>>
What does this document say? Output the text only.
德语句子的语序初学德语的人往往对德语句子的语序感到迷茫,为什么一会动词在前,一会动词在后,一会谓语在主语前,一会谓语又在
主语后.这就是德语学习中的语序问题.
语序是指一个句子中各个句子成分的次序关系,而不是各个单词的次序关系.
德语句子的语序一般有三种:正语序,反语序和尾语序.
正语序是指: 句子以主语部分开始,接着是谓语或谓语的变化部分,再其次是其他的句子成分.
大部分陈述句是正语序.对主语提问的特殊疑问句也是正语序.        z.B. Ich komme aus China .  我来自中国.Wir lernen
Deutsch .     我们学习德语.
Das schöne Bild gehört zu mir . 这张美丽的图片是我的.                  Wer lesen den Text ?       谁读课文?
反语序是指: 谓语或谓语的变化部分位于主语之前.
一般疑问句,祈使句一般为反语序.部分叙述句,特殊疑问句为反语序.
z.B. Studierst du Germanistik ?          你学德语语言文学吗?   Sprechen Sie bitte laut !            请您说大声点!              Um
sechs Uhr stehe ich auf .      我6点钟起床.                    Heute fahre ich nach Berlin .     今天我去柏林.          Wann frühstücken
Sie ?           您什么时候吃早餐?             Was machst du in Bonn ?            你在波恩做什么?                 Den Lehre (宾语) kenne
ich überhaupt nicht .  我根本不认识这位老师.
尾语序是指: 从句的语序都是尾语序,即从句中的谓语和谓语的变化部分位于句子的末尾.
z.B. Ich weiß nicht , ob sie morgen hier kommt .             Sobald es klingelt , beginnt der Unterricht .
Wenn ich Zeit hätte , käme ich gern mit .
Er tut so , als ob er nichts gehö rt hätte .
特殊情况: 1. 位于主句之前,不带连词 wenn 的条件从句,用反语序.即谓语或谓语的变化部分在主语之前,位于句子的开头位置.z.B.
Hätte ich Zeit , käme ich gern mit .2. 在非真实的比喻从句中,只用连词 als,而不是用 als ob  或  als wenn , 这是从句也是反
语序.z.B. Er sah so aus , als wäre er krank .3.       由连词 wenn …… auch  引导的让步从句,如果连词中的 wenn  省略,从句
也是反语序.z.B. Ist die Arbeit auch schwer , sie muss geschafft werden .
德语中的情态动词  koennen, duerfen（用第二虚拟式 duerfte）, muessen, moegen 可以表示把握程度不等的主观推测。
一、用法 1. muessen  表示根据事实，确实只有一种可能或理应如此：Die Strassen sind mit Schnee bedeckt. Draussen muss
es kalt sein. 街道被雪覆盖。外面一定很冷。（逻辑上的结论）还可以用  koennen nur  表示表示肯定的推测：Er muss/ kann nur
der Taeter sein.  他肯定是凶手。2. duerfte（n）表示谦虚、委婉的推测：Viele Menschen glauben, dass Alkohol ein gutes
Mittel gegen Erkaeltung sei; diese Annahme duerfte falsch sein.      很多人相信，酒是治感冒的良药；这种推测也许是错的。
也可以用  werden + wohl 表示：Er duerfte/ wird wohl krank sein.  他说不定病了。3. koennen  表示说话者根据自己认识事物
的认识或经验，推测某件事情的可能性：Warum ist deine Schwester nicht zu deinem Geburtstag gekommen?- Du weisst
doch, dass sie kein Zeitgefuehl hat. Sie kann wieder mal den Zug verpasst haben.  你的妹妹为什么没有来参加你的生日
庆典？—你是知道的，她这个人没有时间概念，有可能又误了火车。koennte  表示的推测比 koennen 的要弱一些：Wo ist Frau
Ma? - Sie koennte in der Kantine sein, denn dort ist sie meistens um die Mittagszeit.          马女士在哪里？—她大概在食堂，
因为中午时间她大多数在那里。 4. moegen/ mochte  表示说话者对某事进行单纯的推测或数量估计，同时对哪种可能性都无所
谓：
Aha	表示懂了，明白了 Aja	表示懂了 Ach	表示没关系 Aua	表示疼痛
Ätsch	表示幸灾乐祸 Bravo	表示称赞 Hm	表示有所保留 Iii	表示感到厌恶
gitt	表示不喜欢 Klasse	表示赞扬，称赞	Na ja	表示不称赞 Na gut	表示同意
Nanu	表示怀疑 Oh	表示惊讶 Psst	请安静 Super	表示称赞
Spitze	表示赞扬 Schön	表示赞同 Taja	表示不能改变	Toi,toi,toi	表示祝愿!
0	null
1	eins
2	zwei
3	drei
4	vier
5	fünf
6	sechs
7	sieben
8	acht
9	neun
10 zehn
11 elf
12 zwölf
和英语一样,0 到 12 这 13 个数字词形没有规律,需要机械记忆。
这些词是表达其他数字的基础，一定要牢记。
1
<<
Scan the material above and determine how many lines include the word "dass"; report only the number.

## WORKED SOLUTION:
2